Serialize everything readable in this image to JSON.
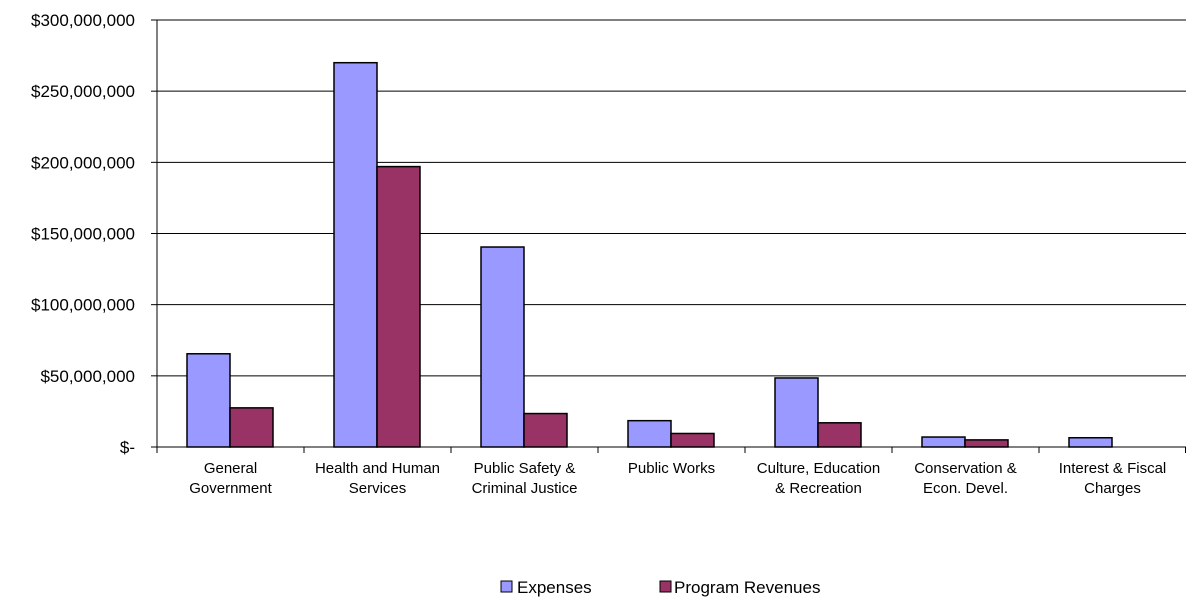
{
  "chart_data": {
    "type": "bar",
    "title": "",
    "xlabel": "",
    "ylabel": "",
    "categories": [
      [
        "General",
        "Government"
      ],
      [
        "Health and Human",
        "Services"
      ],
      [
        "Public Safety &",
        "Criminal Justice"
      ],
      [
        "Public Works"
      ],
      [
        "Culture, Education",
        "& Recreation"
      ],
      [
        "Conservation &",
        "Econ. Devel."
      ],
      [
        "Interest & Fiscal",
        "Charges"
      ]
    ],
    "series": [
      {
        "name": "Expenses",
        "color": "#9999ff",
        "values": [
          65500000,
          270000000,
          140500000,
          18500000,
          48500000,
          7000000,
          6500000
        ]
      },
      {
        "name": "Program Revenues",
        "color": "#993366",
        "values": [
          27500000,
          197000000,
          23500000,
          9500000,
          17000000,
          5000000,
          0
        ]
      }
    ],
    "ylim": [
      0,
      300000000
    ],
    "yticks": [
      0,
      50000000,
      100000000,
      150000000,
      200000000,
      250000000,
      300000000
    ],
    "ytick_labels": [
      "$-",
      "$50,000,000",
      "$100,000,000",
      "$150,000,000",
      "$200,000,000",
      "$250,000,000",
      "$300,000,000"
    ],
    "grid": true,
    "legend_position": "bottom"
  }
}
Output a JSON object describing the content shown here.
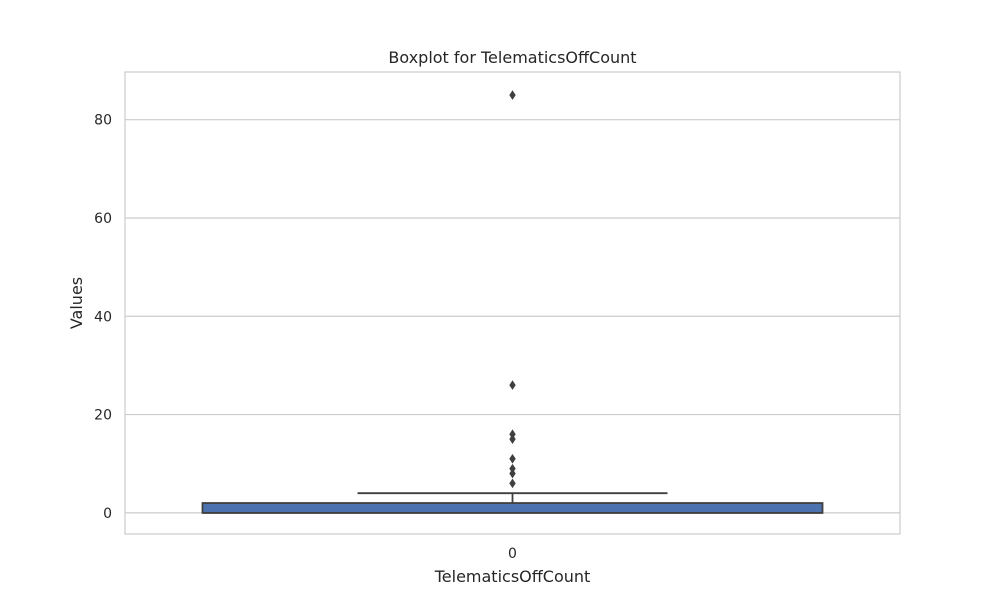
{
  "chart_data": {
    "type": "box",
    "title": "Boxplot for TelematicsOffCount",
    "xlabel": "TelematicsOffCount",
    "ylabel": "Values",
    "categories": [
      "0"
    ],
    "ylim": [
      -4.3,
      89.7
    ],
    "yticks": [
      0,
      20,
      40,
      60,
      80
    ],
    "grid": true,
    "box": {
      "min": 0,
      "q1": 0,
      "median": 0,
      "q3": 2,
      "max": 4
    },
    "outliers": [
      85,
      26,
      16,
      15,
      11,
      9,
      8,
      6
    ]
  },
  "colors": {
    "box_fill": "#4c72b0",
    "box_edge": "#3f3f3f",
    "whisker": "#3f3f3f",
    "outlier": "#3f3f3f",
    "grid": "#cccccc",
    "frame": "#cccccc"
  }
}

───

- [Exercise description] The pictures in the entries should be left out; output everything else exactly.

- [Solution to this problem]
Serialize everything readable in this image to JSON.
{
  "chart_data": {
    "type": "bar",
    "title": "",
    "xlabel": "",
    "ylabel": "",
    "categories": [
      [
        "General",
        "Government"
      ],
      [
        "Health and Human",
        "Services"
      ],
      [
        "Public Safety &",
        "Criminal Justice"
      ],
      [
        "Public Works"
      ],
      [
        "Culture, Education",
        "& Recreation"
      ],
      [
        "Conservation &",
        "Econ. Devel."
      ],
      [
        "Interest & Fiscal",
        "Charges"
      ]
    ],
    "series": [
      {
        "name": "Expenses",
        "color": "#9999ff",
        "values": [
          65500000,
          270000000,
          140500000,
          18500000,
          48500000,
          7000000,
          6500000
        ]
      },
      {
        "name": "Program Revenues",
        "color": "#993366",
        "values": [
          27500000,
          197000000,
          23500000,
          9500000,
          17000000,
          5000000,
          0
        ]
      }
    ],
    "ylim": [
      0,
      300000000
    ],
    "yticks": [
      0,
      50000000,
      100000000,
      150000000,
      200000000,
      250000000,
      300000000
    ],
    "ytick_labels": [
      "$-",
      "$50,000,000",
      "$100,000,000",
      "$150,000,000",
      "$200,000,000",
      "$250,000,000",
      "$300,000,000"
    ],
    "grid": true,
    "legend_position": "bottom"
  }
}
Output a JSON object describing the content shown here.
{
  "chart_data": {
    "type": "box",
    "title": "Boxplot for TelematicsOffCount",
    "xlabel": "TelematicsOffCount",
    "ylabel": "Values",
    "categories": [
      "0"
    ],
    "ylim": [
      -4.3,
      89.7
    ],
    "yticks": [
      0,
      20,
      40,
      60,
      80
    ],
    "grid": true,
    "box": {
      "min": 0,
      "q1": 0,
      "median": 0,
      "q3": 2,
      "max": 4
    },
    "outliers": [
      85,
      26,
      16,
      15,
      11,
      9,
      8,
      6
    ]
  },
  "colors": {
    "box_fill": "#4c72b0",
    "box_edge": "#3f3f3f",
    "whisker": "#3f3f3f",
    "outlier": "#3f3f3f",
    "grid": "#cccccc",
    "frame": "#cccccc"
  }
}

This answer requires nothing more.